Exercise:
Extract all lines containing "With".

-- BEGIN Material --

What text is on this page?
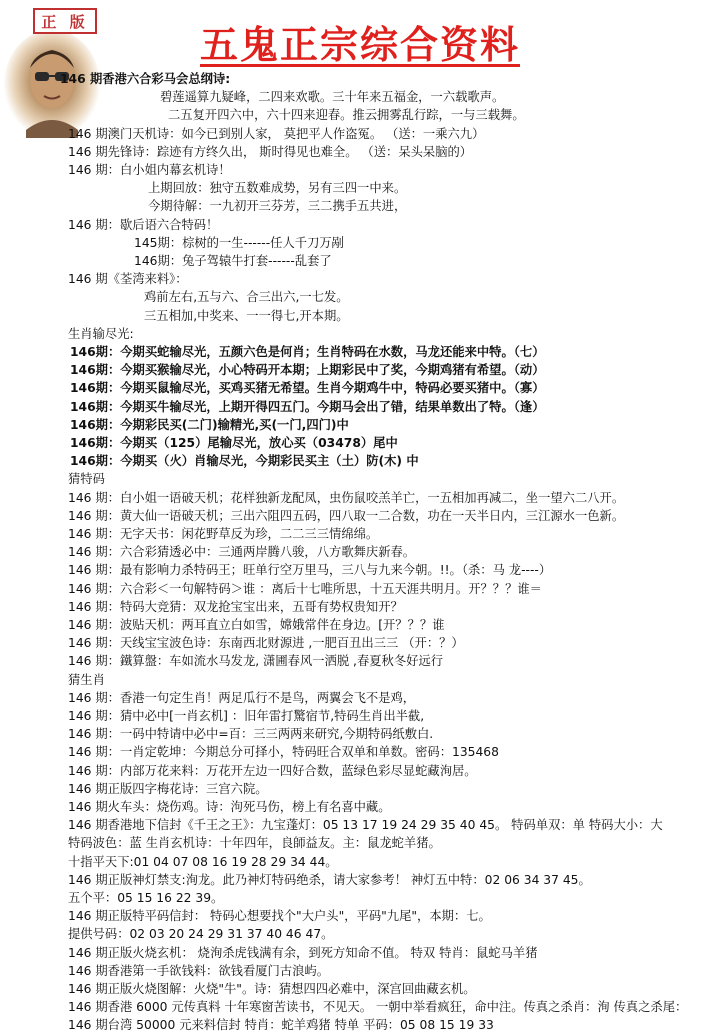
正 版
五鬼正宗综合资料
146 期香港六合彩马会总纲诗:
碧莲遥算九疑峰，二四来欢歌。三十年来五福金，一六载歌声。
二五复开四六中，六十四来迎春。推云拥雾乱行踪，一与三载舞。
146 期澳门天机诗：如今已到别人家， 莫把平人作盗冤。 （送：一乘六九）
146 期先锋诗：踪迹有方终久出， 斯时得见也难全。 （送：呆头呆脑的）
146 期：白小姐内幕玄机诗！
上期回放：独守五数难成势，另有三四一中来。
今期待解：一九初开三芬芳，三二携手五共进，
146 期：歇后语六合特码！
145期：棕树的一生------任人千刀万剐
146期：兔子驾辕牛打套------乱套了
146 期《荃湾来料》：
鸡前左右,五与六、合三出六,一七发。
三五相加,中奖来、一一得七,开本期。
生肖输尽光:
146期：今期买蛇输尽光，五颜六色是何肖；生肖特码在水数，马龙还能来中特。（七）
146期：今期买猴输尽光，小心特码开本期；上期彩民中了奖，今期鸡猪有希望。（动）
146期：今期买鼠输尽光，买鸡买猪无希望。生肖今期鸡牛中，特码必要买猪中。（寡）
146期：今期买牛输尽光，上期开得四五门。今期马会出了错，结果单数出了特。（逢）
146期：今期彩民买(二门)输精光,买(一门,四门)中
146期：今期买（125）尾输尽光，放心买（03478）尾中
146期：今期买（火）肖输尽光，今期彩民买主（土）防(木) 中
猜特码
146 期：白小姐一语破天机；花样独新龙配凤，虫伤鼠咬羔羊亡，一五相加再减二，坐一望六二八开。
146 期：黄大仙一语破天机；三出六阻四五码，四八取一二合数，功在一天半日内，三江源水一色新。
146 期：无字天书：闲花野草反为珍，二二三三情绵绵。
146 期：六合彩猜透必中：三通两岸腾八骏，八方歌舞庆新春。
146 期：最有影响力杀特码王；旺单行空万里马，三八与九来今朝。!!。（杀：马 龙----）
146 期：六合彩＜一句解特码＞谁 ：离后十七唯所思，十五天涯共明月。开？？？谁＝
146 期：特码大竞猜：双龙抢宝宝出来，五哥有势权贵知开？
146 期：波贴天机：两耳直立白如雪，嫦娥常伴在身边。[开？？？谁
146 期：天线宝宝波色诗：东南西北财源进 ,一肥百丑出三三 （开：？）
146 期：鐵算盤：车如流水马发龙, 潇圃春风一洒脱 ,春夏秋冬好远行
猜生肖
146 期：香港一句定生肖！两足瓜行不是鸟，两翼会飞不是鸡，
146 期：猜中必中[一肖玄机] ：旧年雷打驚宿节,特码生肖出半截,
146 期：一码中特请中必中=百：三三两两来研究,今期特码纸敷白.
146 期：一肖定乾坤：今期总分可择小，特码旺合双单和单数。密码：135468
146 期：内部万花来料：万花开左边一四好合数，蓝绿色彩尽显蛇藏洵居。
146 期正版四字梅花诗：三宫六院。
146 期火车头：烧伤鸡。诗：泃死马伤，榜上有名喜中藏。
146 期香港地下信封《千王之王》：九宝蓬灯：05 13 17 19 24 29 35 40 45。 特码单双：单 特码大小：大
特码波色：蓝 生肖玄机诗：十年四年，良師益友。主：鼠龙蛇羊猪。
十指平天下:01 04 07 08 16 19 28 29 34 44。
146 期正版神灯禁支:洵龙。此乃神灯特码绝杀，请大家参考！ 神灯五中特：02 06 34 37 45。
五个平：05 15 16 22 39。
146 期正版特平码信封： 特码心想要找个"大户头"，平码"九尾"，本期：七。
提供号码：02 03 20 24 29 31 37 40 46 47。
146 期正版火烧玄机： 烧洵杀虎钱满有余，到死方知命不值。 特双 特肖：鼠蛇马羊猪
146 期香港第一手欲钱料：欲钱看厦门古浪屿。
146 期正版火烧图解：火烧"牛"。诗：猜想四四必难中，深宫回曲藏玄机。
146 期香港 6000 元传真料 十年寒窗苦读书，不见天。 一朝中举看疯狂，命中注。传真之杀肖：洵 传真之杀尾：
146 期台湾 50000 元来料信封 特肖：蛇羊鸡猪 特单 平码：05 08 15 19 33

-- END Material --
-- BEGIN Material --

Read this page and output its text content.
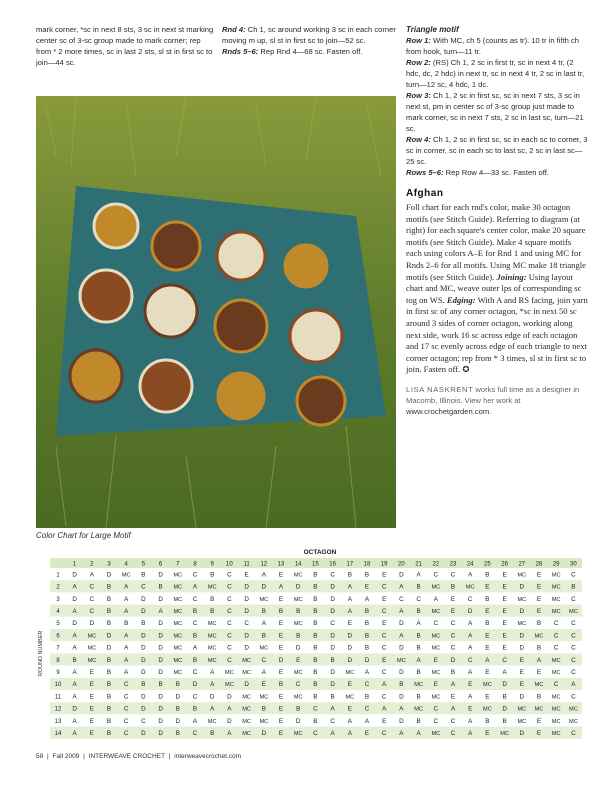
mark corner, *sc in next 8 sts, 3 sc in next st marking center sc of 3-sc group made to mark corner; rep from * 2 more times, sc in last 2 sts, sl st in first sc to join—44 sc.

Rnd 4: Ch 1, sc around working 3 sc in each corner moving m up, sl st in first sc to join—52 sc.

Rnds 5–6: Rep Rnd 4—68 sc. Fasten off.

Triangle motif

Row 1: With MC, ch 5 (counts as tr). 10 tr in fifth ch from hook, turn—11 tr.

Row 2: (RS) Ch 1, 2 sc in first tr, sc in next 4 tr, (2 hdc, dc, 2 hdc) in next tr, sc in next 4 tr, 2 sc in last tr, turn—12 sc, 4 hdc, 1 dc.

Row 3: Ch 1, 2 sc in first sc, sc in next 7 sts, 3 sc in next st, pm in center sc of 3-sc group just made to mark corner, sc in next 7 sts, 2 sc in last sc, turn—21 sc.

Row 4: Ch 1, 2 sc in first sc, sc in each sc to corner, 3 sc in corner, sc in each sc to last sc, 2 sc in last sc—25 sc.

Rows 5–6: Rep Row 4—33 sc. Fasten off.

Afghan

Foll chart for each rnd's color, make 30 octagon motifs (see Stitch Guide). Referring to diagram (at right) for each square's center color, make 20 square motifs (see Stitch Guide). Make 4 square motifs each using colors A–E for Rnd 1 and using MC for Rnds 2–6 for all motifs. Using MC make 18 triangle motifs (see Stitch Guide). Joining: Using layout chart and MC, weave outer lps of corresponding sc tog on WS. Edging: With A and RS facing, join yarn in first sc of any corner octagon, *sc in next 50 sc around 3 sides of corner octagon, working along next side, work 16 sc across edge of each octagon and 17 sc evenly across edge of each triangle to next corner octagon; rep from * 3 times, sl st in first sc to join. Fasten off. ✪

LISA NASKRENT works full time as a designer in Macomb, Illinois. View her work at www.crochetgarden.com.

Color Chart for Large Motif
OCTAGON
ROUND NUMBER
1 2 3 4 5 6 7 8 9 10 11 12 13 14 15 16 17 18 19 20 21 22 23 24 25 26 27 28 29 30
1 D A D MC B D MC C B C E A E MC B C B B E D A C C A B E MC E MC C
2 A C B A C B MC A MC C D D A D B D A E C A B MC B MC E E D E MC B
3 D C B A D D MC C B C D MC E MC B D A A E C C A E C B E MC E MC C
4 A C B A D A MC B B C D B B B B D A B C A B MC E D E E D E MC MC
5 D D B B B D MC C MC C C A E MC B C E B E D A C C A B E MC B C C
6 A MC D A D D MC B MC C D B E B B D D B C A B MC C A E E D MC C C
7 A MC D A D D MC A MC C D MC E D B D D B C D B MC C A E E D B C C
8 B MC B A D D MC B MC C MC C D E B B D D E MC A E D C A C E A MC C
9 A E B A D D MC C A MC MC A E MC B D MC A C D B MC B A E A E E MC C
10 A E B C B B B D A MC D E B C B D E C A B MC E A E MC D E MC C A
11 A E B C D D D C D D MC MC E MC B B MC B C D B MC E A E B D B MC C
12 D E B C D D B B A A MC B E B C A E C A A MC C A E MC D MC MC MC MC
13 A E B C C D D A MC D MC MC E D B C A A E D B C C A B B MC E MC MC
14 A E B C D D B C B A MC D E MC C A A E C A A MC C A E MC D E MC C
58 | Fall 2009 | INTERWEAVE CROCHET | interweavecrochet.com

-- END Material --

Written reply:
Row 1: With MC, ch 5 (counts as tr). 10 tr in fifth ch from hook, turn—11 tr.
Foll chart for each rnd's color, make 30 octagon motifs (see Stitch Guide). Referring to diagram (at right) for each square's center color, make 20 square motifs (see Stitch Guide). Make 4 square motifs each using colors A–E for Rnd 1 and using MC for Rnds 2–6 for all motifs. Using MC make 18 triangle motifs (see Stitch Guide). Joining: Using layout chart and MC, weave outer lps of corresponding sc tog on WS. Edging: With A and RS facing, join yarn in first sc of any corner octagon, *sc in next 50 sc around 3 sides of corner octagon, working along next side, work 16 sc across edge of each octagon and 17 sc evenly across edge of each triangle to next corner octagon; rep from * 3 times, sl st in first sc to join. Fasten off. ✪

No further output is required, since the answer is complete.